Material supplied:

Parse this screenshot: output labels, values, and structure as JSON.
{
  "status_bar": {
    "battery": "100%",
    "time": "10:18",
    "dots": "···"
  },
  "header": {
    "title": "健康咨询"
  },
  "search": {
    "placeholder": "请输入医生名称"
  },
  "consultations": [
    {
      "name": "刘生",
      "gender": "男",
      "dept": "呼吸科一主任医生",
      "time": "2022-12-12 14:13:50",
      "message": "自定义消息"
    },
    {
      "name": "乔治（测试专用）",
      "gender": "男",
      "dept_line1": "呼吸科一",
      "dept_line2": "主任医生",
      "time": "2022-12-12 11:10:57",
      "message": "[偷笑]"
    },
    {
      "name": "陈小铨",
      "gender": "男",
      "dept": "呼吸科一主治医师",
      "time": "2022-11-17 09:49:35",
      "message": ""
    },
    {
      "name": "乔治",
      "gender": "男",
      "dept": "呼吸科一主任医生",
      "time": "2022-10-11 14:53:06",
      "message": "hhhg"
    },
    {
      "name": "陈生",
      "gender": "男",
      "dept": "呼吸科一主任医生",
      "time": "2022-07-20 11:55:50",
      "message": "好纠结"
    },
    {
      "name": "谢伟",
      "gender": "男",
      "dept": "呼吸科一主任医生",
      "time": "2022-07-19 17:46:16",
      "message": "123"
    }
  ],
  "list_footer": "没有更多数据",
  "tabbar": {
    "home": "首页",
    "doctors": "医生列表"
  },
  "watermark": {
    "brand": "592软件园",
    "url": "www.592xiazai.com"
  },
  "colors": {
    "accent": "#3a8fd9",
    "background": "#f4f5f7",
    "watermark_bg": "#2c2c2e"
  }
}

Brief: The word "name" may appear on some lines. Report how many lines hold it, giving the number alone.

Solution: 6